• _OBJECTIVE_
Return the lines below that carry the word "Federal".

— Start of SOURCE DATA —

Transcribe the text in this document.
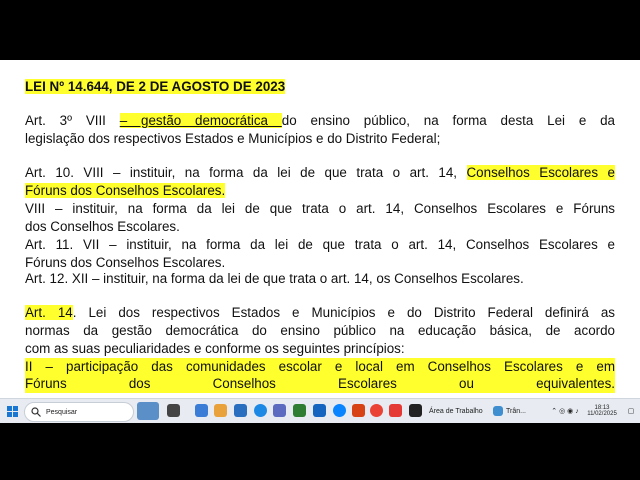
LEI Nº 14.644, DE 2 DE AGOSTO DE 2023
Art. 3º VIII – gestão democrática do ensino público, na forma desta Lei e da
legislação dos respectivos Estados e Municípios e do Distrito Federal;
Art. 10. VIII – instituir, na forma da lei de que trata o art. 14, Conselhos Escolares e
Fóruns dos Conselhos Escolares.
VIII – instituir, na forma da lei de que trata o art. 14, Conselhos Escolares e Fóruns
dos Conselhos Escolares.
Art. 11. VII – instituir, na forma da lei de que trata o art. 14, Conselhos Escolares e
Fóruns dos Conselhos Escolares.
Art. 12. XII – instituir, na forma da lei de que trata o art. 14, os Conselhos Escolares.
Art. 14. Lei dos respectivos Estados e Municípios e do Distrito Federal definirá as
normas da gestão democrática do ensino público na educação básica, de acordo
com as suas peculiaridades e conforme os seguintes princípios:
II – participação das comunidades escolar e local em Conselhos Escolares e em
Fóruns dos Conselhos Escolares ou equivalentes.
Pesquisar	Área de Trabalho	Trân...	⌃ ◎ ◉ ♪	18:13
11/02/2025 ▢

— End of SOURCE DATA —

• _SOLVED PROBLEM_
legislação dos respectivos Estados e Municípios e do Distrito Federal;
Art. 14. Lei dos respectivos Estados e Municípios e do Distrito Federal definirá as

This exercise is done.